Written exercise 1:
Please format the stretch of the entries below running from the line containing "day-details: Sunrise: 6:18" through the line containing "day-number: 4 — [516, 175, 672, 197]" as a JSON list of strings, one string per line, with blank lines left out.

[Text excerpt start]

Most likely in a coulple of years the both of you will be fighting about her young male "friend" and she will tell you something along the lines of "you didn't care before so why do you care now" 

See this kind of thing is REALLY unhealthy for her, see, years down the road she will feel so unworthy and her self respect will be so low that ONS will be the norm for when she tells you she is out with her girl friends.

Man...what I let my wife do for money so many years ago was so unhealthy I just have to say you are for sure are going down the same path and I can already see were the both of you will be it ...say 10 years.

STOP HER NOW if you can!


----------



## 827Aug (Apr 27, 2008)

How would she feel if roles were reversed? You getting money from and older woman?


----------



## wanttobehappy56 (Mar 31, 2011)

Come on man, 70K? No sex????? I'm sorry, NO. NO NO NO NO NO. 

NO


----------



## notaname (Feb 4, 2011)

Geez, why can't I find a friend like that. (totally just kidding)

People don't give 100K to friends with no expectations.


----------



## Mrs.G (Nov 20, 2010)

marksaysay said:


> I don't know, but for you to allow this to continue will not end up good any way it turns out. 1) it will eventually cause your wife to look at you as less than a man for allowing another man to provide for your family (if she doesn't already) regardless of the circumstances. 2) if it hasn't gone there already, she will cheat with him. It is just my thought that she probably already has.
> 
> You have to get her to end contact with him quickly, my friend.


:iagree: No husband would allow this, even if he was broke.


----------



## luckyman (Apr 14, 2011)

I think it's very important that you know exactly why he is giving her/your family money. Is she employed by him? Is he claiming the money he is giving to your wife as wages given to an employee? 

Are you going to report this as revenue? 

This is a lot of money. You haven't spoken to this man personally? If it were me, I would have had a sit-down with this man after the first check was deposited.

[Text excerpt end]

Written exercise 2:
Resume the forum thread above about the wife taking money from another man, picking up right after its final sentence.

[Record set start]

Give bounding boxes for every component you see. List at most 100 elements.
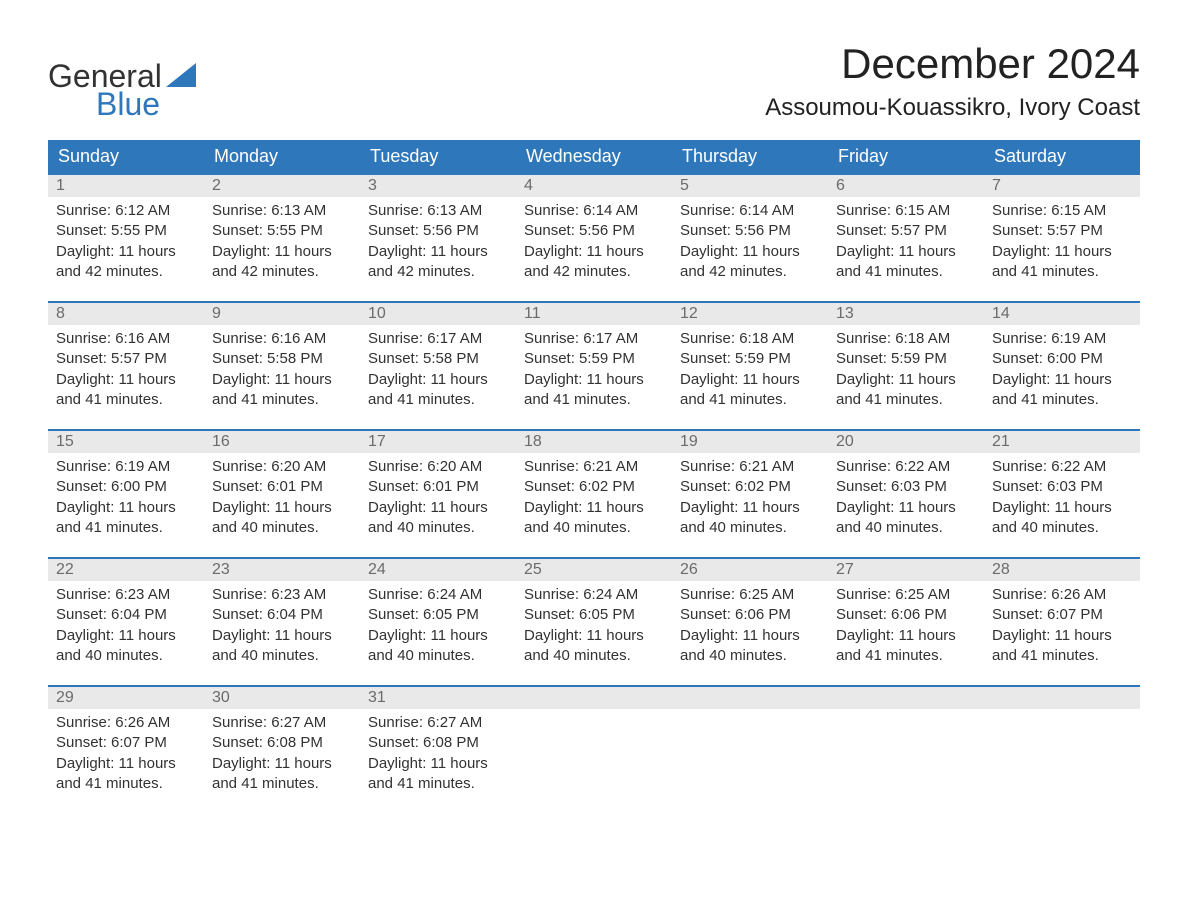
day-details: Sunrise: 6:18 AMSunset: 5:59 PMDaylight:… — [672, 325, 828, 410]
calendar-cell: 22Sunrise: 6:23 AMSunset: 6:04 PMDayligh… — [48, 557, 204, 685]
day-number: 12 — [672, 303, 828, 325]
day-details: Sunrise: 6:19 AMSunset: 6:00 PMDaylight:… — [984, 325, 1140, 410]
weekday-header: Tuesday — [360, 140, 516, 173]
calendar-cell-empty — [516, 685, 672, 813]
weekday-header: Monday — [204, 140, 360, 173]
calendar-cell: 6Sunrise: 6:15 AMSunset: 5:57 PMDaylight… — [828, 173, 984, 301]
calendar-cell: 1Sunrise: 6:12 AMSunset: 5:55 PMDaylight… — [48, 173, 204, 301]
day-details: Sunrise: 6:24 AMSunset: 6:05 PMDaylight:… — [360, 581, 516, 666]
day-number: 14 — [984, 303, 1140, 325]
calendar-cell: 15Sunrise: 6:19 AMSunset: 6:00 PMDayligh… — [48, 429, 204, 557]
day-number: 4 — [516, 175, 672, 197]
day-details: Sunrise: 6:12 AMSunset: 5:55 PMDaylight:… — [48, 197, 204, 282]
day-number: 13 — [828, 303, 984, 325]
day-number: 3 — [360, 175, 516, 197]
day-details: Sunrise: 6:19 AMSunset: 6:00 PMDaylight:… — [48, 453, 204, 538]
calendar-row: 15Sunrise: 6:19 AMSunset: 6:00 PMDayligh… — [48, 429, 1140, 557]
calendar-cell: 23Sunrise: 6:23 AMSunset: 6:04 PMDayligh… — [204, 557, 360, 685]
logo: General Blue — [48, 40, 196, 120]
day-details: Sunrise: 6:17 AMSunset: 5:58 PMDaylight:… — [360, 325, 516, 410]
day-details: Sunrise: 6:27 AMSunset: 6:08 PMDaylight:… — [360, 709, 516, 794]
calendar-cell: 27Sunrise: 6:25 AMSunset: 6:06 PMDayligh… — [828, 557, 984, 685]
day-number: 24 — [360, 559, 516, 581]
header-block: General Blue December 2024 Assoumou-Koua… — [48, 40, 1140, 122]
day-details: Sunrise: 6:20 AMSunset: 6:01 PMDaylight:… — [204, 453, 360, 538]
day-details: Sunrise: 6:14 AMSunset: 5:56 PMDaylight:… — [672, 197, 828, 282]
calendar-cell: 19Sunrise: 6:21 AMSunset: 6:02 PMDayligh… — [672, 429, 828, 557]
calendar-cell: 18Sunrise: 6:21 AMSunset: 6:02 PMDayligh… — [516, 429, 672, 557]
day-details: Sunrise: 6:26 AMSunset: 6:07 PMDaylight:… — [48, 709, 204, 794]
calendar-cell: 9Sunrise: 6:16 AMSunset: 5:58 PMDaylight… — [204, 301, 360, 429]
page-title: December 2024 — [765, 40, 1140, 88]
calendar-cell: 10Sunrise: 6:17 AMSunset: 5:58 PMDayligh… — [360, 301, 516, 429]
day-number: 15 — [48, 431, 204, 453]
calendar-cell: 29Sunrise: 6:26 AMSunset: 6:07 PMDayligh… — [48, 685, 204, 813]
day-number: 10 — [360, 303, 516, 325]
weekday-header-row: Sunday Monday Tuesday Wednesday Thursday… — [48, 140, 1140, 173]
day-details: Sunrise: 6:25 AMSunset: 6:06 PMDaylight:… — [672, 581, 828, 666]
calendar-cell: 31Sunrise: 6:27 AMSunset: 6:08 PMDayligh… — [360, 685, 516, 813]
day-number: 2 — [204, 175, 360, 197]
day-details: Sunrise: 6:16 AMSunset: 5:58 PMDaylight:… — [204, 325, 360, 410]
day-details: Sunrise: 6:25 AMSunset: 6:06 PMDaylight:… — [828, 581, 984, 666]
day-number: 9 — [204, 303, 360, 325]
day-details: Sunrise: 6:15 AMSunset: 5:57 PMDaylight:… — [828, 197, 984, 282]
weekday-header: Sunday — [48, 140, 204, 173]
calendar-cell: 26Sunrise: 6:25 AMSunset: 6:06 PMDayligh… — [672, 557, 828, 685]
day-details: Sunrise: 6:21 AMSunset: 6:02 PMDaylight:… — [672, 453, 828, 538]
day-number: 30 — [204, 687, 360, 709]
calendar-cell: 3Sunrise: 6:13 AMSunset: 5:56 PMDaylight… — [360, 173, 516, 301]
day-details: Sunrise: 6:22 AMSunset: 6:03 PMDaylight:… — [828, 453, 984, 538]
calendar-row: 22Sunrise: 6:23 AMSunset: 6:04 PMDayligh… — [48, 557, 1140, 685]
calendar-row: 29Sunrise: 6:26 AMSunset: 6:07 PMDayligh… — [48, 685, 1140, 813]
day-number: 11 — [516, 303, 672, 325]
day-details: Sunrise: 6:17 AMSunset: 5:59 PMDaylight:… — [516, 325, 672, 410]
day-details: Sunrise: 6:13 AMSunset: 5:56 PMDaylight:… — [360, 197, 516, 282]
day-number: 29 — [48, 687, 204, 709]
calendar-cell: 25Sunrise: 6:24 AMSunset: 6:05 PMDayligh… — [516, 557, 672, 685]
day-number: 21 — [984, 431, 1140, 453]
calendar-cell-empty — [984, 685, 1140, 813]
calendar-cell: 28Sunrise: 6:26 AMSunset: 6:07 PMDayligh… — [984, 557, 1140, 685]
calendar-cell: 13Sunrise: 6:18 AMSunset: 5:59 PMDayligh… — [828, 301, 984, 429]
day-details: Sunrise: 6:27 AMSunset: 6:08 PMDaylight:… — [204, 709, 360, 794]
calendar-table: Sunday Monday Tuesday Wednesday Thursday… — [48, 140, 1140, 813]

[Record set end]

Written response 1:
[
  "day-details: Sunrise: 6:18 AMSunset: 5:59 PMDaylight:… — [672, 325, 828, 410]",
  "calendar-cell: 22Sunrise: 6:23 AMSunset: 6:04 PMDayligh… — [48, 557, 204, 685]",
  "day-number: 12 — [672, 303, 828, 325]",
  "day-details: Sunrise: 6:19 AMSunset: 6:00 PMDaylight:… — [984, 325, 1140, 410]",
  "weekday-header: Tuesday — [360, 140, 516, 173]",
  "calendar-cell-empty — [516, 685, 672, 813]",
  "weekday-header: Monday — [204, 140, 360, 173]",
  "calendar-cell: 6Sunrise: 6:15 AMSunset: 5:57 PMDaylight… — [828, 173, 984, 301]",
  "calendar-cell: 1Sunrise: 6:12 AMSunset: 5:55 PMDaylight… — [48, 173, 204, 301]",
  "day-details: Sunrise: 6:24 AMSunset: 6:05 PMDaylight:… — [360, 581, 516, 666]",
  "day-number: 14 — [984, 303, 1140, 325]",
  "calendar-cell: 15Sunrise: 6:19 AMSunset: 6:00 PMDayligh… — [48, 429, 204, 557]",
  "day-number: 4 — [516, 175, 672, 197]"
]

Written response 2:
At best, this is inappropriate, at worst...well, nothing good comes to mind here. You will need to establish why this is happening. You will have to claim this money for tax reasons. It is possible that he may, at a later time claim that the money is a loan, when things don't go his way, and take action.

$100,000.00 is way too much money to just shrug-off as someone being nice. It is also too much money for a sexual pay-off. 

If you think he is doing this for sex, I don't know...I'm sure your wife is attractive, but is she really worth $100,000 to another man just for sex? Especially since she is already married? 

I would make it my first priority to find an explanation for this.


----------



## maggot brain (Nov 28, 2010)

Imas said:


> The figure is actually around 100 k. It just burns me Im going through this. We need the money and I cant do anything about it.


Sounds to me like you're satisfied with the relationship as you've described it. Actions speak volumes, and you're cashing the checks my man.


----------



## sinnister (Dec 5, 2010)

I know you like the cash...but are you sure it's legal money?

If she is doing is having sex with him the fact that you're profiting from it could have very serious legal ramifications. Seriously, with 100K changing hands, I'd be shocked if financial monitoring institutions weren't already investigating this.

End it...yesterday.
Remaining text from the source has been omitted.